## WHAT TO DO:
Gather from the listing below each line that includes the word "data", and copy it.
##### EXTRACTED RECORDS #####
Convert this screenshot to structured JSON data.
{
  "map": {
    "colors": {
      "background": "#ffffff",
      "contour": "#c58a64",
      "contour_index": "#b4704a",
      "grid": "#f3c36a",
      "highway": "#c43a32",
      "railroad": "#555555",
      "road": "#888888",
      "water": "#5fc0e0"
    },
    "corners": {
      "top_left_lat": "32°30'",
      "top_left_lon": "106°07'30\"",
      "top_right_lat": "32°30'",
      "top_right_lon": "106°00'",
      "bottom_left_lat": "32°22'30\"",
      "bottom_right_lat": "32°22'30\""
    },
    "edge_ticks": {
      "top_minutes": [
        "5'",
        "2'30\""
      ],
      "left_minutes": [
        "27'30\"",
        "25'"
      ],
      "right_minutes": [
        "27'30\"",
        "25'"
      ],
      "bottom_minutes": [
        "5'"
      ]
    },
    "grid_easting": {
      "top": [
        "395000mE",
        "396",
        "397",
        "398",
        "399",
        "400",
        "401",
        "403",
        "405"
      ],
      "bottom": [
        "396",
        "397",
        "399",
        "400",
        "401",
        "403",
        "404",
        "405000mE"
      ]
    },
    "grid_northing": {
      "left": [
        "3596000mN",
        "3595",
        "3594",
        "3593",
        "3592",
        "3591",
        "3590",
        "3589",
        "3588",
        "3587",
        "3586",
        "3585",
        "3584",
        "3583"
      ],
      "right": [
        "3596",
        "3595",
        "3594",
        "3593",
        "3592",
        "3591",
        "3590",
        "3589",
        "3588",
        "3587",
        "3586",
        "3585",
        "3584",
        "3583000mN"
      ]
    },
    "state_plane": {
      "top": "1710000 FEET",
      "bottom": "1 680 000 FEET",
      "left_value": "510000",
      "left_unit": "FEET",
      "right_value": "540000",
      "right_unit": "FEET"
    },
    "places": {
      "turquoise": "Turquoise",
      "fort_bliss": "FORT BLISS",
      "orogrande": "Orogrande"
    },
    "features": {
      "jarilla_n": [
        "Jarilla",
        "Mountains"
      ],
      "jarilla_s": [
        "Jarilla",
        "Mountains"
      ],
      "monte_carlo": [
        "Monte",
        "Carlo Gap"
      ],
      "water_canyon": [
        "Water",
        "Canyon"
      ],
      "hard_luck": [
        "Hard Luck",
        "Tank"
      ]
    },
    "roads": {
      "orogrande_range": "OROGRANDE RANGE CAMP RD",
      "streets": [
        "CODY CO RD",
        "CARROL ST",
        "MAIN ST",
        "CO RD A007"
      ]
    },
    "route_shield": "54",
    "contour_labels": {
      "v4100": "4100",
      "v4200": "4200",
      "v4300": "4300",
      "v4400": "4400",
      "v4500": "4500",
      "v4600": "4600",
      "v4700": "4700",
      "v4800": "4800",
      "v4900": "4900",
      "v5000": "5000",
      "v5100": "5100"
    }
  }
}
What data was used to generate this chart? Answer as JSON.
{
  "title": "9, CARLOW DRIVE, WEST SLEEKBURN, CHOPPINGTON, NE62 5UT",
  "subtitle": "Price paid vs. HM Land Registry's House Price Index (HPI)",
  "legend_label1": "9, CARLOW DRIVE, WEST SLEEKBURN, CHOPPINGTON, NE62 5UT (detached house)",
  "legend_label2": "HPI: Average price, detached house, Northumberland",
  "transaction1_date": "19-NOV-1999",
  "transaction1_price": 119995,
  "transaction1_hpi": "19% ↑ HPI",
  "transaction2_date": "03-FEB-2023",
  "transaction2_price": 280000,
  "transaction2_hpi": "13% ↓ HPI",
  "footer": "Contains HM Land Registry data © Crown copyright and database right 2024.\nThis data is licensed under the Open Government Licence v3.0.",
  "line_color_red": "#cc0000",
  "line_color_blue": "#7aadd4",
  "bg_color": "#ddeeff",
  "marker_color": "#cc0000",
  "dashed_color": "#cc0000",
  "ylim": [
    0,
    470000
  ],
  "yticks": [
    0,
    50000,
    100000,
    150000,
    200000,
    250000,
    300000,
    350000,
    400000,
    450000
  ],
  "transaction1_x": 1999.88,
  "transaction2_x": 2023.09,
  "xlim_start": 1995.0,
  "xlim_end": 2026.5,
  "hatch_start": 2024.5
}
#####
## RESULT FOR THIS EXERCISE:
Convert this screenshot to structured JSON data.
What data was used to generate this chart? Answer as JSON.
  "footer": "Contains HM Land Registry data © Crown copyright and database right 2024.\nThis data is licensed under the Open Government Licence v3.0.",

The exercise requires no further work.